● To do
In the listing below, locate the lines bearing the word "JSON". Copy every one of them.

[begin Dataset records]

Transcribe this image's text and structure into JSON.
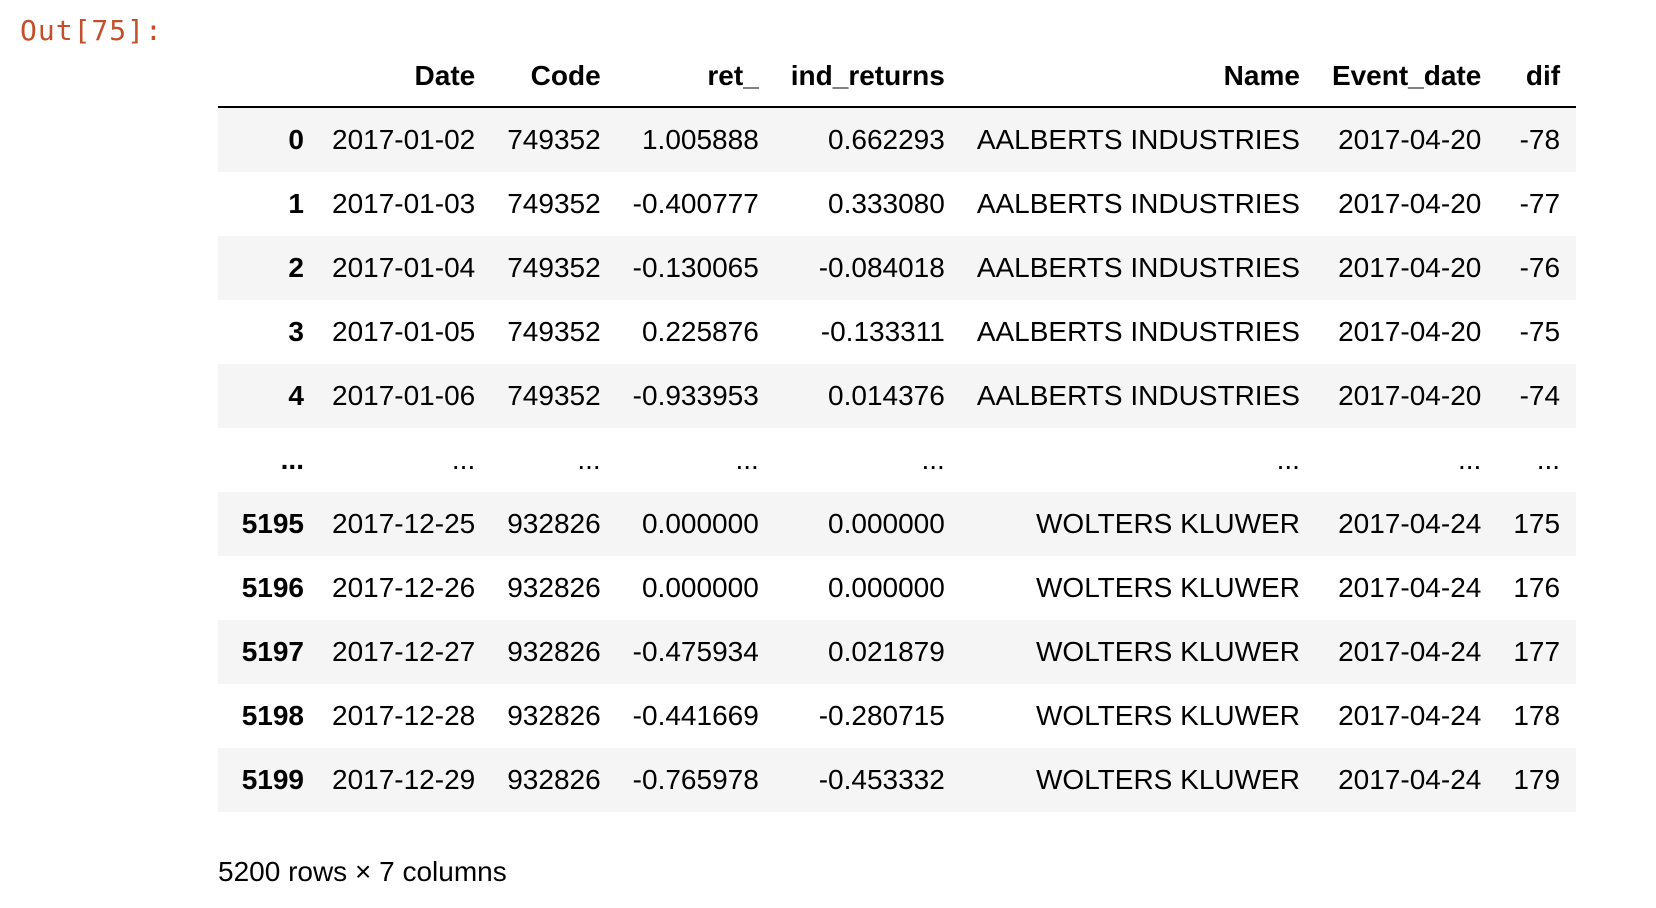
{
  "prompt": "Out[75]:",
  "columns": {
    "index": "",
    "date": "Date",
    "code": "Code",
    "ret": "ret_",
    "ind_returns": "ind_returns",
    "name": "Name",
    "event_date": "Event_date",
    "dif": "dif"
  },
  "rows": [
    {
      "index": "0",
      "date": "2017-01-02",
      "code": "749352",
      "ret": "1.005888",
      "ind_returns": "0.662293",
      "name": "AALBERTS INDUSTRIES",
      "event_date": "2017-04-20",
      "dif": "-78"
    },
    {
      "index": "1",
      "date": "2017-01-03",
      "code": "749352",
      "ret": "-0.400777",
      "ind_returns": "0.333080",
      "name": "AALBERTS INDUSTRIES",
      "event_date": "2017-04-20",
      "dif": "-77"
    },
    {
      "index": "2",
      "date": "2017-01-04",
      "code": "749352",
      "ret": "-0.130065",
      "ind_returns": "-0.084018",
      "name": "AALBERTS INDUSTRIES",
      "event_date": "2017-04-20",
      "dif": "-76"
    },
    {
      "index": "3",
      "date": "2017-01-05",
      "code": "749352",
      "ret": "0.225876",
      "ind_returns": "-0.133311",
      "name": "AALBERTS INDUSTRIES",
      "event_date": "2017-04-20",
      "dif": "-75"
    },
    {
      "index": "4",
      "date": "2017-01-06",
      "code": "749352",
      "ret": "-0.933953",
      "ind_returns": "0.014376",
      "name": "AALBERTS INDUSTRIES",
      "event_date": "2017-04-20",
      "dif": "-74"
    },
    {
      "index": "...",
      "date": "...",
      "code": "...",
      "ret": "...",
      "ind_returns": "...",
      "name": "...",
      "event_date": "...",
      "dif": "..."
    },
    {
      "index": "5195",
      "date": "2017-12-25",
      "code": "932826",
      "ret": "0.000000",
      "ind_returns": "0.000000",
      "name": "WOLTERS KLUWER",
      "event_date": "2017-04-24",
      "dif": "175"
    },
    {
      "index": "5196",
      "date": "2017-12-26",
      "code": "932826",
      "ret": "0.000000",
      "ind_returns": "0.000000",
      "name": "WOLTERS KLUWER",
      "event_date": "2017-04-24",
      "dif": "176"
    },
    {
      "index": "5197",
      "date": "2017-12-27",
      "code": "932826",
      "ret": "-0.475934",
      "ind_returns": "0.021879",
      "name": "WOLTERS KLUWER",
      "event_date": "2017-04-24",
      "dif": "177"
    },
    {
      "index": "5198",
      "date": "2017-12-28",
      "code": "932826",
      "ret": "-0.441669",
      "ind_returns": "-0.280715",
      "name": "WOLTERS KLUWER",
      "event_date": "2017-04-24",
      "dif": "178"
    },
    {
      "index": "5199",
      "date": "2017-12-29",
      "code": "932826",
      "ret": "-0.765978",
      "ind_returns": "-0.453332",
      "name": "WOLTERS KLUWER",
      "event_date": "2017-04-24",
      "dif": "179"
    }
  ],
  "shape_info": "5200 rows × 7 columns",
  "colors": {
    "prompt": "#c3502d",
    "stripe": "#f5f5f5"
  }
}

[end Dataset records]
[begin Dataset records]

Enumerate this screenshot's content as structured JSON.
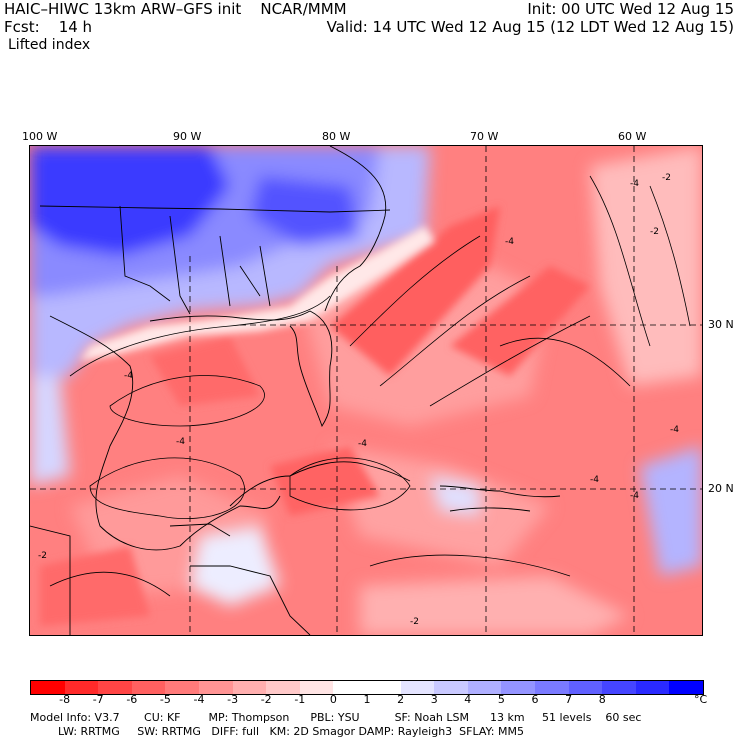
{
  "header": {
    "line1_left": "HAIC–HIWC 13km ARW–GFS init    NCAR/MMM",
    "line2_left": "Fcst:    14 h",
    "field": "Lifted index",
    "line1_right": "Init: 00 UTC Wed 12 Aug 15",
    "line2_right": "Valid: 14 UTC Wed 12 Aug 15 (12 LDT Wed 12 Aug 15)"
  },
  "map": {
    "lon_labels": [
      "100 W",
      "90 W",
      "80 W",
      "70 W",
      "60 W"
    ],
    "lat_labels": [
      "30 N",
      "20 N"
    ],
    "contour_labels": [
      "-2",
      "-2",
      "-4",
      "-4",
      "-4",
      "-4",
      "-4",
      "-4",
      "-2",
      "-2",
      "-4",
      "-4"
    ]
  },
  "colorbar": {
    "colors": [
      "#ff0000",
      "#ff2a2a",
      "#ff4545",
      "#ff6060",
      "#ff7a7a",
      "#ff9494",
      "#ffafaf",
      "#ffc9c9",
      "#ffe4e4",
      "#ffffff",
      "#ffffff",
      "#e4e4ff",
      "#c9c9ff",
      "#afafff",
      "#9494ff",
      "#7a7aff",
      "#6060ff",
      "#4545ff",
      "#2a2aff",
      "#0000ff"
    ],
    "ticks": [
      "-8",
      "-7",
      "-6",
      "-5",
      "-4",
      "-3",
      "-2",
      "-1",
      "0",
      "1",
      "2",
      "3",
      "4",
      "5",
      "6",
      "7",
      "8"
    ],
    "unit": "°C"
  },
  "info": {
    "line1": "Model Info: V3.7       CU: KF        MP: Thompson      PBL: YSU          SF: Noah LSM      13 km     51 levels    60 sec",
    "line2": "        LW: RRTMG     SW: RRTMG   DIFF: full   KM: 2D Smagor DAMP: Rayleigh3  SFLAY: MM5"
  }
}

[end Dataset records]

● Exercise solution
Transcribe this image's text and structure into JSON.
Enumerate this screenshot's content as structured JSON.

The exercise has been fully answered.